Recorded data:

#####

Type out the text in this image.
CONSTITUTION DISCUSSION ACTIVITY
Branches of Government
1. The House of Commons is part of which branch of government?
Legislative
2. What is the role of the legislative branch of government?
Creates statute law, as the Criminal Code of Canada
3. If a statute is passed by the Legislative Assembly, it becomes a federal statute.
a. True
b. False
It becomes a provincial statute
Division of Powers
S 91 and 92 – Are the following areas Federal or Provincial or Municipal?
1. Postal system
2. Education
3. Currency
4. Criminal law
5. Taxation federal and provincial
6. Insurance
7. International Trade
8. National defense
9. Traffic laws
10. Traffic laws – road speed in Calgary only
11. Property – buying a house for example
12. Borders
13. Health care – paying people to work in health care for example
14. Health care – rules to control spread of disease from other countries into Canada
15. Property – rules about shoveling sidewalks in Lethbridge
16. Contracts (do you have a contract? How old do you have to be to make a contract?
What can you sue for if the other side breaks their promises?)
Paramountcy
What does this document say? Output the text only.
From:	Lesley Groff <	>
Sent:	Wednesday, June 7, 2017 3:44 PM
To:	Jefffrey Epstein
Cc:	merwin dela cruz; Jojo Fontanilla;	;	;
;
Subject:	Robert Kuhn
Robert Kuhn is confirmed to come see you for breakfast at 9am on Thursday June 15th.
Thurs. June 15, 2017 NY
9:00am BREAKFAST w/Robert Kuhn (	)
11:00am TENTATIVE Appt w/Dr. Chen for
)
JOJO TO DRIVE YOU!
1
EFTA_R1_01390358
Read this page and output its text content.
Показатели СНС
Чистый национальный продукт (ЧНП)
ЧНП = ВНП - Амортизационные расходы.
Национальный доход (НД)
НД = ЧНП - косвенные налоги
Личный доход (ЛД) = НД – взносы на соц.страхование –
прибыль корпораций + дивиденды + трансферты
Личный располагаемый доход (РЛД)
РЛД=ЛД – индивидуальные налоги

#####

• Problem to work on: Pull every line containing the word "Canada" out of the material and copy it.

• Exercise answer:
Creates statute law, as the Criminal Code of Canada
14. Health care – rules to control spread of disease from other countries into Canada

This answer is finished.